- **EXERCISE AIM**: Below is a listing; reproduce each line of it exactly.

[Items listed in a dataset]

= = = =

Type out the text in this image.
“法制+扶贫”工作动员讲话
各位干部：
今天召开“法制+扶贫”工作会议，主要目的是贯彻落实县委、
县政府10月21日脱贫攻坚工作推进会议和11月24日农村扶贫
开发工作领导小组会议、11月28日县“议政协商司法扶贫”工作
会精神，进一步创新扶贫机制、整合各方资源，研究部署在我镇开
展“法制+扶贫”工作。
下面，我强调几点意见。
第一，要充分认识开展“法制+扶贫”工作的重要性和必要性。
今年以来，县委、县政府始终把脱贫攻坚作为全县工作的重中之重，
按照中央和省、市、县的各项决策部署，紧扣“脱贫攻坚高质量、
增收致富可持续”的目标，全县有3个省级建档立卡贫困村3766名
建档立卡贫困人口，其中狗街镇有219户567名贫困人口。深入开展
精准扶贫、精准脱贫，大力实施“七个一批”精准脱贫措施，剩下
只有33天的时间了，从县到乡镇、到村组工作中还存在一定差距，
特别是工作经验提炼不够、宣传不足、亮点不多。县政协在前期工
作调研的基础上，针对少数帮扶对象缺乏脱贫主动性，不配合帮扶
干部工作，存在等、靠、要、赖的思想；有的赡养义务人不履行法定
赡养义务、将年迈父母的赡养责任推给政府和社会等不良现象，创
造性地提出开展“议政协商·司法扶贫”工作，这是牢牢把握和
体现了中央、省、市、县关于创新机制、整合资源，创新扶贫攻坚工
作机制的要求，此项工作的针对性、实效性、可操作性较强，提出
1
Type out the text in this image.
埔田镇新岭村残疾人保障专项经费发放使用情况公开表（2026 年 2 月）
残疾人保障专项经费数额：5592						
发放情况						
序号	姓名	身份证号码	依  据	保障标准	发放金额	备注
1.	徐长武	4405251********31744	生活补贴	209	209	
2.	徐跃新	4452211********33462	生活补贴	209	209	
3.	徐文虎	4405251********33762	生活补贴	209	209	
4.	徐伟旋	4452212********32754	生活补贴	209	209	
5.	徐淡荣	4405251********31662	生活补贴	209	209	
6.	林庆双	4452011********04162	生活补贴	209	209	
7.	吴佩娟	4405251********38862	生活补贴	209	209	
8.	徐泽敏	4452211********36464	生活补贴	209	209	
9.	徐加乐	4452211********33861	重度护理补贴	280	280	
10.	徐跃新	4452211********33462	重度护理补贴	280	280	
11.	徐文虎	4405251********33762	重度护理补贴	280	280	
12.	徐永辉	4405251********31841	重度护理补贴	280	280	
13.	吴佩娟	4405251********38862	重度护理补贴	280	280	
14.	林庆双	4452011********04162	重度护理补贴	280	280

= = = =

- **RESULT OF THE EXERCISE**:
Type out the text in this image.
“法制+扶贫”工作动员讲话
各位干部：
今天召开“法制+扶贫”工作会议，主要目的是贯彻落实县委、
县政府10月21日脱贫攻坚工作推进会议和11月24日农村扶贫
开发工作领导小组会议、11月28日县“议政协商司法扶贫”工作
会精神，进一步创新扶贫机制、整合各方资源，研究部署在我镇开
展“法制+扶贫”工作。
下面，我强调几点意见。
第一，要充分认识开展“法制+扶贫”工作的重要性和必要性。
今年以来，县委、县政府始终把脱贫攻坚作为全县工作的重中之重，
按照中央和省、市、县的各项决策部署，紧扣“脱贫攻坚高质量、
增收致富可持续”的目标，全县有3个省级建档立卡贫困村3766名
建档立卡贫困人口，其中狗街镇有219户567名贫困人口。深入开展
精准扶贫、精准脱贫，大力实施“七个一批”精准脱贫措施，剩下
只有33天的时间了，从县到乡镇、到村组工作中还存在一定差距，
特别是工作经验提炼不够、宣传不足、亮点不多。县政协在前期工
作调研的基础上，针对少数帮扶对象缺乏脱贫主动性，不配合帮扶
干部工作，存在等、靠、要、赖的思想；有的赡养义务人不履行法定
赡养义务、将年迈父母的赡养责任推给政府和社会等不良现象，创
造性地提出开展“议政协商·司法扶贫”工作，这是牢牢把握和
体现了中央、省、市、县关于创新机制、整合资源，创新扶贫攻坚工
作机制的要求，此项工作的针对性、实效性、可操作性较强，提出
1
Type out the text in this image.
埔田镇新岭村残疾人保障专项经费发放使用情况公开表（2026 年 2 月）
残疾人保障专项经费数额：5592						
发放情况						
序号	姓名	身份证号码	依  据	保障标准	发放金额	备注
1.	徐长武	4405251********31744	生活补贴	209	209	
2.	徐跃新	4452211********33462	生活补贴	209	209	
3.	徐文虎	4405251********33762	生活补贴	209	209	
4.	徐伟旋	4452212********32754	生活补贴	209	209	
5.	徐淡荣	4405251********31662	生活补贴	209	209	
6.	林庆双	4452011********04162	生活补贴	209	209	
7.	吴佩娟	4405251********38862	生活补贴	209	209	
8.	徐泽敏	4452211********36464	生活补贴	209	209	
9.	徐加乐	4452211********33861	重度护理补贴	280	280	
10.	徐跃新	4452211********33462	重度护理补贴	280	280	
11.	徐文虎	4405251********33762	重度护理补贴	280	280	
12.	徐永辉	4405251********31841	重度护理补贴	280	280	
13.	吴佩娟	4405251********38862	重度护理补贴	280	280	
14.	林庆双	4452011********04162	重度护理补贴	280	280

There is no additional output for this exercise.